Rows from a dataset
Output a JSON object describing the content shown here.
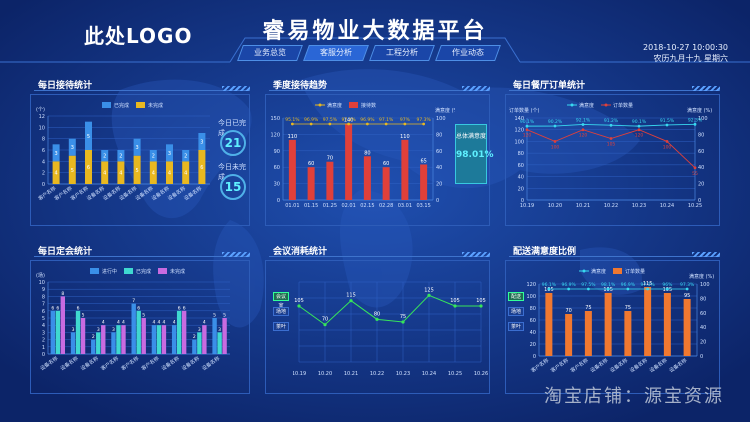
{
  "header": {
    "logo": "此处LOGO",
    "title": "睿易物业大数据平台",
    "date": "2018-10-27  10:00:30",
    "lunar": "农历九月十九  星期六",
    "tabs": [
      "业务总览",
      "客服分析",
      "工程分析",
      "作业动态"
    ]
  },
  "watermark": "淘宝店铺：源宝资源",
  "colors": {
    "blue": "#3a8fe8",
    "gold": "#e8b820",
    "red": "#e0403a",
    "teal": "#3fd8d0",
    "purple": "#c86be0",
    "orange": "#f07830",
    "cyan": "#38d8f0",
    "green": "#37e65a"
  },
  "panels": {
    "p1": {
      "title": "每日接待统计",
      "today_done_label": "今日已完成",
      "today_done": "21",
      "today_undone_label": "今日未完成",
      "today_undone": "15"
    },
    "p2": {
      "title": "季度接待趋势",
      "side_label": "总体满意度",
      "side_value": "98.01%"
    },
    "p3": {
      "title": "每日餐厅订单统计"
    },
    "p4": {
      "title": "每日定会统计"
    },
    "p5": {
      "title": "会议消耗统计",
      "btn1": "会议室",
      "btn2": "场地",
      "btn3": "茶叶"
    },
    "p6": {
      "title": "配送满意度比例",
      "btn1": "配送",
      "btn2": "场地",
      "btn3": "茶叶"
    }
  },
  "chart_data": [
    {
      "type": "bar",
      "title": "每日接待统计",
      "ylabel": "(个)",
      "ylim": [
        0,
        12
      ],
      "yticks": [
        "0",
        "2",
        "4",
        "6",
        "8",
        "10",
        "12"
      ],
      "categories": [
        "客户名称",
        "客户名称",
        "客户名称",
        "设备名称",
        "设备名称",
        "设备名称",
        "设备名称",
        "设备名称",
        "设备名称",
        "设备名称"
      ],
      "series": [
        {
          "name": "已完成",
          "values": [
            3,
            3,
            5,
            2,
            2,
            3,
            2,
            3,
            2,
            3
          ]
        },
        {
          "name": "未完成",
          "values": [
            4,
            5,
            6,
            4,
            4,
            5,
            4,
            4,
            4,
            6
          ]
        }
      ]
    },
    {
      "type": "bar+line",
      "title": "季度接待趋势",
      "ylim": [
        0,
        150
      ],
      "y2lim": [
        0,
        100
      ],
      "yticks": [
        "0",
        "30",
        "60",
        "90",
        "120",
        "150"
      ],
      "y2ticks": [
        "0",
        "20",
        "40",
        "60",
        "80",
        "100"
      ],
      "y2label": "满意度 (%)",
      "categories": [
        "01.01",
        "01.15",
        "01.25",
        "02.01",
        "02.15",
        "02.28",
        "03.01",
        "03.15"
      ],
      "series": [
        {
          "name": "满意度",
          "type": "line",
          "values": [
            95.1,
            96.9,
            97.5,
            97.1,
            96.9,
            97.1,
            97.0,
            97.3
          ]
        },
        {
          "name": "接待数",
          "type": "bar",
          "values": [
            110,
            60,
            70,
            140,
            80,
            60,
            110,
            65
          ]
        }
      ]
    },
    {
      "type": "line",
      "title": "每日餐厅订单统计",
      "ylabel": "订单数量 (个)",
      "y2label": "满意度 (%)",
      "ylim": [
        0,
        140
      ],
      "y2lim": [
        0,
        100
      ],
      "yticks": [
        "0",
        "20",
        "40",
        "60",
        "80",
        "100",
        "120",
        "140"
      ],
      "y2ticks": [
        "0",
        "20",
        "40",
        "60",
        "80",
        "100"
      ],
      "categories": [
        "10.19",
        "10.20",
        "10.21",
        "10.22",
        "10.23",
        "10.24",
        "10.25"
      ],
      "series": [
        {
          "name": "满意度",
          "values": [
            90.1,
            90.2,
            92.1,
            91.2,
            90.1,
            91.5,
            92.3
          ]
        },
        {
          "name": "订单数量",
          "values": [
            120,
            100,
            120,
            105,
            120,
            100,
            55
          ]
        }
      ]
    },
    {
      "type": "bar",
      "title": "每日定会统计",
      "ylabel": "(场)",
      "ylim": [
        0,
        10
      ],
      "yticks": [
        "0",
        "1",
        "2",
        "3",
        "4",
        "5",
        "6",
        "7",
        "8",
        "9",
        "10"
      ],
      "categories": [
        "设备名称",
        "设备名称",
        "设备名称",
        "客户名称",
        "客户名称",
        "客户名称",
        "设备名称",
        "设备名称",
        "设备名称"
      ],
      "series": [
        {
          "name": "进行中",
          "values": [
            6,
            3,
            2,
            3,
            7,
            4,
            4,
            2,
            5
          ]
        },
        {
          "name": "已完成",
          "values": [
            6,
            6,
            3,
            4,
            6,
            4,
            6,
            3,
            3
          ]
        },
        {
          "name": "未完成",
          "values": [
            8,
            5,
            4,
            4,
            5,
            4,
            6,
            4,
            5
          ]
        }
      ]
    },
    {
      "type": "line",
      "title": "会议消耗统计",
      "ylim": [
        0,
        150
      ],
      "categories": [
        "10.19",
        "10.20",
        "10.21",
        "10.22",
        "10.23",
        "10.24",
        "10.25",
        "10.26"
      ],
      "series": [
        {
          "name": "会议室",
          "values": [
            105,
            70,
            115,
            80,
            75,
            125,
            105,
            105
          ]
        }
      ]
    },
    {
      "type": "bar+line",
      "title": "配送满意度比例",
      "ylim": [
        0,
        120
      ],
      "y2lim": [
        0,
        100
      ],
      "y2label": "满意度 (%)",
      "yticks": [
        "0",
        "20",
        "40",
        "60",
        "80",
        "100",
        "120"
      ],
      "y2ticks": [
        "0",
        "20",
        "40",
        "60",
        "80",
        "100"
      ],
      "categories": [
        "客户名称",
        "客户名称",
        "客户名称",
        "设备名称",
        "设备名称",
        "设备名称",
        "设备名称",
        "设备名称"
      ],
      "series": [
        {
          "name": "满意度",
          "type": "line",
          "values": [
            96.1,
            96.9,
            97.5,
            98.1,
            96.9,
            97.1,
            96.0,
            97.3
          ]
        },
        {
          "name": "订单数量",
          "type": "bar",
          "values": [
            105,
            70,
            75,
            105,
            75,
            115,
            105,
            95
          ]
        }
      ]
    }
  ]
}
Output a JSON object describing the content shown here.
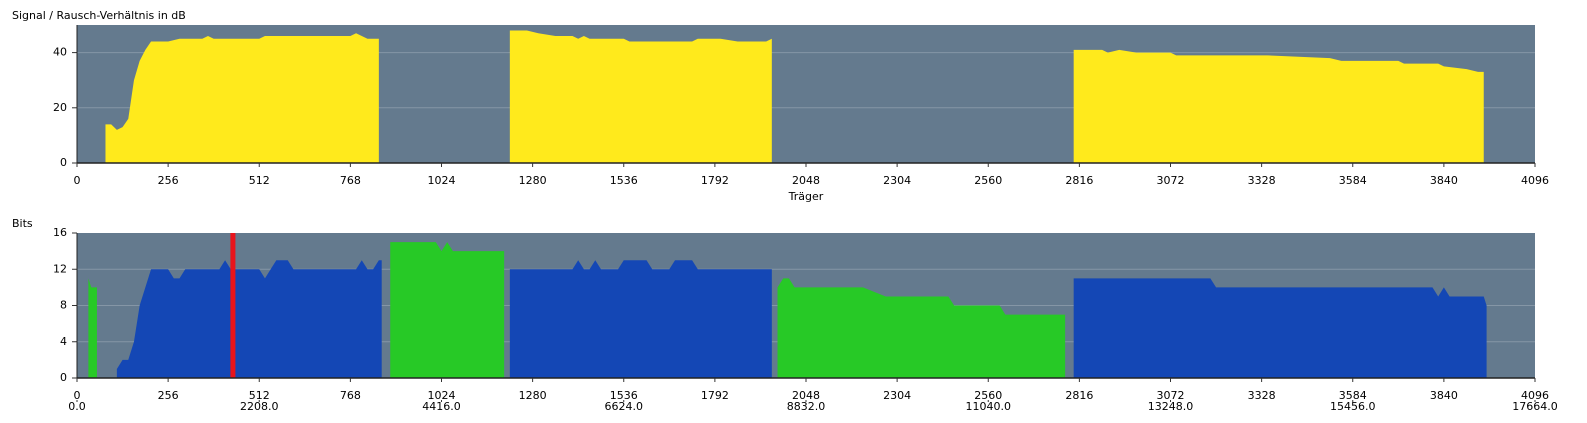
{
  "chart_data": [
    {
      "type": "area",
      "title": "Signal / Rausch-Verhältnis in dB",
      "x_label": "Träger",
      "xlim": [
        0,
        4096
      ],
      "xticks": [
        0,
        256,
        512,
        768,
        1024,
        1280,
        1536,
        1792,
        2048,
        2304,
        2560,
        2816,
        3072,
        3328,
        3584,
        3840,
        4096
      ],
      "ylim": [
        0,
        50
      ],
      "yticks": [
        0,
        20,
        40
      ],
      "grid": true,
      "background": "#647a8e",
      "series": [
        {
          "color": "#ffea1c",
          "x": [
            80,
            96,
            112,
            128,
            144,
            160,
            176,
            192,
            208,
            256,
            288,
            352,
            368,
            384,
            512,
            528,
            544,
            768,
            784,
            800,
            816,
            848
          ],
          "values": [
            14,
            14,
            12,
            13,
            16,
            30,
            37,
            41,
            44,
            44,
            45,
            45,
            46,
            45,
            45,
            46,
            46,
            46,
            47,
            46,
            45,
            45
          ]
        },
        {
          "color": "#ffea1c",
          "x": [
            1216,
            1264,
            1296,
            1344,
            1392,
            1408,
            1424,
            1440,
            1536,
            1552,
            1728,
            1744,
            1808,
            1856,
            1936,
            1952
          ],
          "values": [
            48,
            48,
            47,
            46,
            46,
            45,
            46,
            45,
            45,
            44,
            44,
            45,
            45,
            44,
            44,
            45
          ]
        },
        {
          "color": "#ffea1c",
          "x": [
            2800,
            2880,
            2896,
            2928,
            2976,
            3072,
            3088,
            3328,
            3344,
            3520,
            3552,
            3712,
            3728,
            3824,
            3840,
            3904,
            3936,
            3952
          ],
          "values": [
            41,
            41,
            40,
            41,
            40,
            40,
            39,
            39,
            39,
            38,
            37,
            37,
            36,
            36,
            35,
            34,
            33,
            33
          ]
        }
      ]
    },
    {
      "type": "area",
      "title": "Bits",
      "xlim": [
        0,
        4096
      ],
      "xticks": [
        0,
        256,
        512,
        768,
        1024,
        1280,
        1536,
        1792,
        2048,
        2304,
        2560,
        2816,
        3072,
        3328,
        3584,
        3840,
        4096
      ],
      "x2lim": [
        0,
        17664
      ],
      "x2ticks": [
        {
          "value": 0,
          "label": "0.0"
        },
        {
          "value": 2208,
          "label": "2208.0"
        },
        {
          "value": 4416,
          "label": "4416.0"
        },
        {
          "value": 6624,
          "label": "6624.0"
        },
        {
          "value": 8832,
          "label": "8832.0"
        },
        {
          "value": 11040,
          "label": "11040.0"
        },
        {
          "value": 13248,
          "label": "13248.0"
        },
        {
          "value": 15456,
          "label": "15456.0"
        },
        {
          "value": 17664,
          "label": "17664.0"
        }
      ],
      "ylim": [
        0,
        16
      ],
      "yticks": [
        0,
        4,
        8,
        12,
        16
      ],
      "grid": true,
      "background": "#647a8e",
      "series": [
        {
          "color": "#27c926",
          "x": [
            32,
            40,
            48,
            56
          ],
          "values": [
            11,
            10,
            10,
            10
          ]
        },
        {
          "color": "#27c926",
          "x": [
            880,
            1008,
            1024,
            1040,
            1056,
            1200
          ],
          "values": [
            15,
            15,
            14,
            15,
            14,
            14
          ]
        },
        {
          "color": "#27c926",
          "x": [
            1968,
            1984,
            2000,
            2016,
            2208,
            2272,
            2448,
            2464,
            2592,
            2608,
            2776
          ],
          "values": [
            10,
            11,
            11,
            10,
            10,
            9,
            9,
            8,
            8,
            7,
            7
          ]
        },
        {
          "color": "#1447b5",
          "x": [
            112,
            128,
            144,
            160,
            176,
            192,
            208,
            256,
            272,
            288,
            304,
            400,
            416,
            432,
            512,
            528,
            544,
            560,
            592,
            608,
            784,
            800,
            816,
            832,
            848,
            856
          ],
          "values": [
            1,
            2,
            2,
            4,
            8,
            10,
            12,
            12,
            11,
            11,
            12,
            12,
            13,
            12,
            12,
            11,
            12,
            13,
            13,
            12,
            12,
            13,
            12,
            12,
            13,
            13
          ]
        },
        {
          "color": "#1447b5",
          "x": [
            1216,
            1392,
            1408,
            1424,
            1440,
            1456,
            1472,
            1520,
            1536,
            1600,
            1616,
            1664,
            1680,
            1728,
            1744,
            1952
          ],
          "values": [
            12,
            12,
            13,
            12,
            12,
            13,
            12,
            12,
            13,
            13,
            12,
            12,
            13,
            13,
            12,
            12
          ]
        },
        {
          "color": "#1447b5",
          "x": [
            2800,
            3184,
            3200,
            3808,
            3824,
            3840,
            3856,
            3952,
            3960
          ],
          "values": [
            11,
            11,
            10,
            10,
            9,
            10,
            9,
            9,
            8
          ]
        }
      ],
      "marker": {
        "x": 438,
        "color": "#e8141c"
      }
    }
  ]
}
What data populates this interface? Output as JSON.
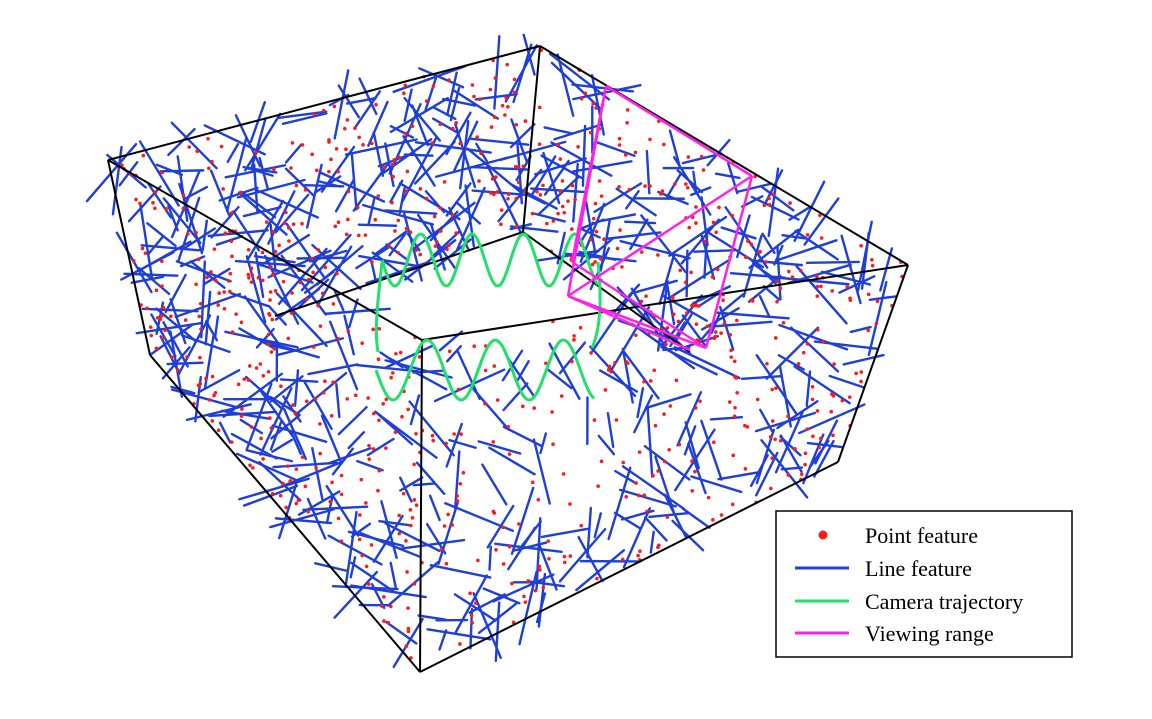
{
  "colors": {
    "point": "#ff1a1a",
    "line": "#1f3fd6",
    "trajectory": "#22e06a",
    "viewing": "#ff22e6",
    "edge": "#000000"
  },
  "legend": {
    "entries": [
      {
        "label": "Point feature",
        "symbol": "dot",
        "color_key": "point"
      },
      {
        "label": "Line feature",
        "symbol": "line",
        "color_key": "line"
      },
      {
        "label": "Camera trajectory",
        "symbol": "line",
        "color_key": "trajectory"
      },
      {
        "label": "Viewing range",
        "symbol": "line",
        "color_key": "viewing"
      }
    ]
  }
}
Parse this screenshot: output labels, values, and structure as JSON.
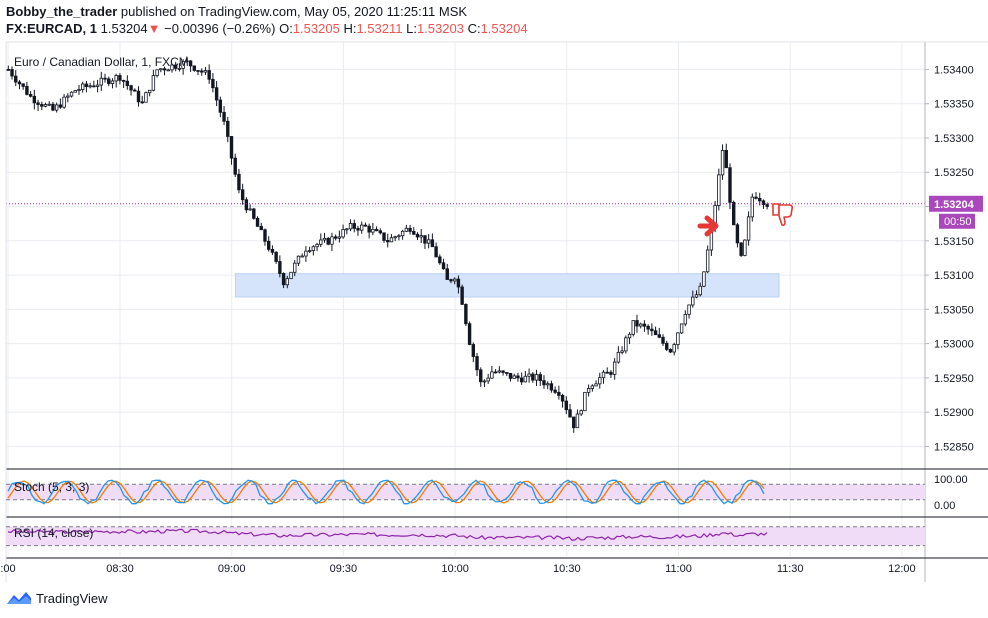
{
  "header": {
    "author": "Bobby_the_trader",
    "published_text": "published on TradingView.com, May 05, 2020 11:25:11 MSK",
    "symbol": "FX:EURCAD, 1",
    "last": "1.53204",
    "change_arrow": "▼",
    "change": "−0.00396 (−0.26%)",
    "o_label": "O:",
    "o": "1.53205",
    "h_label": "H:",
    "h": "1.53211",
    "l_label": "L:",
    "l": "1.53203",
    "c_label": "C:",
    "c": "1.53204"
  },
  "pane_title": "Euro / Canadian Dollar, 1, FXCM",
  "price_label": "1.53204",
  "countdown_label": "00:50",
  "stoch_label": "Stoch (5, 3, 3)",
  "rsi_label": "RSI (14, close)",
  "footer": {
    "brand": "TradingView"
  },
  "colors": {
    "up_candle": "#ffffff",
    "down_candle": "#131722",
    "zone": "#d6e4fb",
    "price_line": "#9c27b0",
    "price_badge": "#ab47bc",
    "stoch_k": "#2196f3",
    "stoch_d": "#f57c00",
    "osc_band": "#f1dcf8",
    "rsi_line": "#8e24aa",
    "annotation": "#e53935"
  },
  "chart_data": {
    "type": "candlestick",
    "x_ticks": [
      ":00",
      "08:30",
      "09:00",
      "09:30",
      "10:00",
      "10:30",
      "11:00",
      "11:30",
      "12:00"
    ],
    "y_ticks": [
      "1.53400",
      "1.53350",
      "1.53300",
      "1.53250",
      "1.53200",
      "1.53150",
      "1.53100",
      "1.53050",
      "1.53000",
      "1.52950",
      "1.52900",
      "1.52850"
    ],
    "ylim": [
      1.5282,
      1.5344
    ],
    "current_price": 1.53204,
    "support_zone": {
      "from_time": "09:01",
      "to_time": "11:27",
      "low": 1.53068,
      "high": 1.53102
    },
    "stoch_ticks": [
      "100.00",
      "0.00"
    ],
    "stoch_levels": [
      80,
      20
    ],
    "rsi_levels": [
      70,
      30
    ],
    "series_path": [
      {
        "t": "08:00",
        "p": 1.534
      },
      {
        "t": "08:06",
        "p": 1.5336
      },
      {
        "t": "08:12",
        "p": 1.5334
      },
      {
        "t": "08:18",
        "p": 1.5337
      },
      {
        "t": "08:24",
        "p": 1.5338
      },
      {
        "t": "08:30",
        "p": 1.5339
      },
      {
        "t": "08:36",
        "p": 1.5335
      },
      {
        "t": "08:40",
        "p": 1.534
      },
      {
        "t": "08:48",
        "p": 1.5341
      },
      {
        "t": "08:54",
        "p": 1.5339
      },
      {
        "t": "08:58",
        "p": 1.5332
      },
      {
        "t": "09:02",
        "p": 1.5322
      },
      {
        "t": "09:05",
        "p": 1.5319
      },
      {
        "t": "09:10",
        "p": 1.5314
      },
      {
        "t": "09:14",
        "p": 1.5309
      },
      {
        "t": "09:20",
        "p": 1.5314
      },
      {
        "t": "09:26",
        "p": 1.5315
      },
      {
        "t": "09:32",
        "p": 1.5317
      },
      {
        "t": "09:36",
        "p": 1.5317
      },
      {
        "t": "09:42",
        "p": 1.5315
      },
      {
        "t": "09:48",
        "p": 1.5317
      },
      {
        "t": "09:54",
        "p": 1.5314
      },
      {
        "t": "09:58",
        "p": 1.5309
      },
      {
        "t": "10:00",
        "p": 1.531
      },
      {
        "t": "10:02",
        "p": 1.5306
      },
      {
        "t": "10:04",
        "p": 1.53
      },
      {
        "t": "10:07",
        "p": 1.5294
      },
      {
        "t": "10:10",
        "p": 1.5296
      },
      {
        "t": "10:16",
        "p": 1.5295
      },
      {
        "t": "10:22",
        "p": 1.5295
      },
      {
        "t": "10:28",
        "p": 1.5293
      },
      {
        "t": "10:32",
        "p": 1.5288
      },
      {
        "t": "10:36",
        "p": 1.5294
      },
      {
        "t": "10:42",
        "p": 1.5296
      },
      {
        "t": "10:48",
        "p": 1.5303
      },
      {
        "t": "10:52",
        "p": 1.5302
      },
      {
        "t": "10:58",
        "p": 1.5299
      },
      {
        "t": "11:02",
        "p": 1.5305
      },
      {
        "t": "11:06",
        "p": 1.5308
      },
      {
        "t": "11:09",
        "p": 1.5317
      },
      {
        "t": "11:12",
        "p": 1.5329
      },
      {
        "t": "11:15",
        "p": 1.5316
      },
      {
        "t": "11:17",
        "p": 1.5312
      },
      {
        "t": "11:20",
        "p": 1.5322
      },
      {
        "t": "11:24",
        "p": 1.53204
      }
    ]
  }
}
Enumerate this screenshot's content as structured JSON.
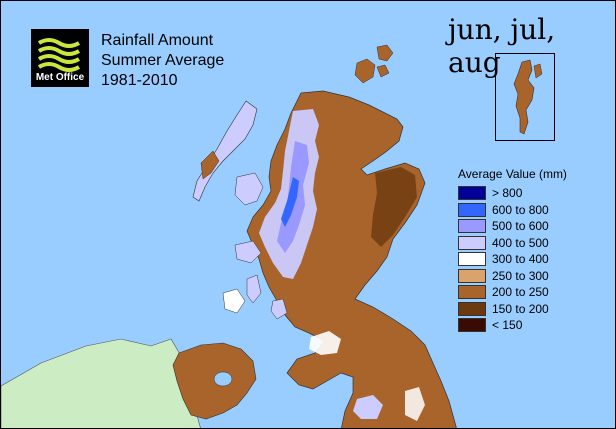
{
  "header": {
    "logo_text": "Met Office",
    "title_lines": [
      "Rainfall Amount",
      "Summer Average",
      "1981-2010"
    ],
    "season": "jun, jul, aug"
  },
  "legend": {
    "title": "Average Value (mm)",
    "items": [
      {
        "label": "> 800",
        "color": "#000099"
      },
      {
        "label": "600 to 800",
        "color": "#3366ff"
      },
      {
        "label": "500 to 600",
        "color": "#9999ff"
      },
      {
        "label": "400 to 500",
        "color": "#ccccff"
      },
      {
        "label": "300 to 400",
        "color": "#ffffff"
      },
      {
        "label": "250 to 300",
        "color": "#d9a36b"
      },
      {
        "label": "200 to 250",
        "color": "#a8642a"
      },
      {
        "label": "150 to 200",
        "color": "#6b3a10"
      },
      {
        "label": "< 150",
        "color": "#3a0a05"
      }
    ]
  },
  "colors": {
    "sea": "#99ccff",
    "ireland_land": "#ccecc4",
    "land_dry": "#a8642a",
    "land_wet": "#ccccff"
  }
}
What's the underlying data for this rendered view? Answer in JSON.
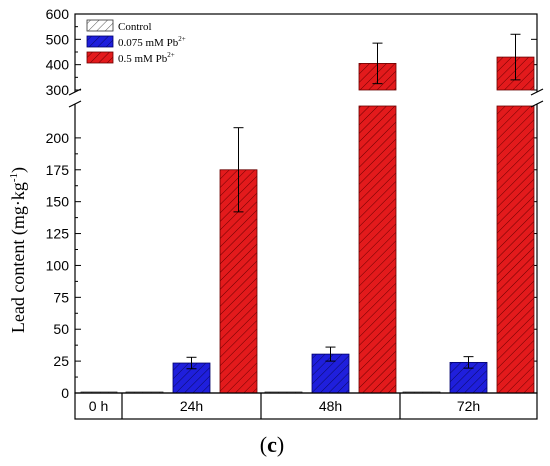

WORK INSTRUCTIONS
Locate the word "TradingView" in the records and collect each line it appears in.

SOLUTION TO THE EXERCISE
    "published_text": "published on TradingView.com, May 05, 2020 11:25:11 MSK",
    "brand": "TradingView"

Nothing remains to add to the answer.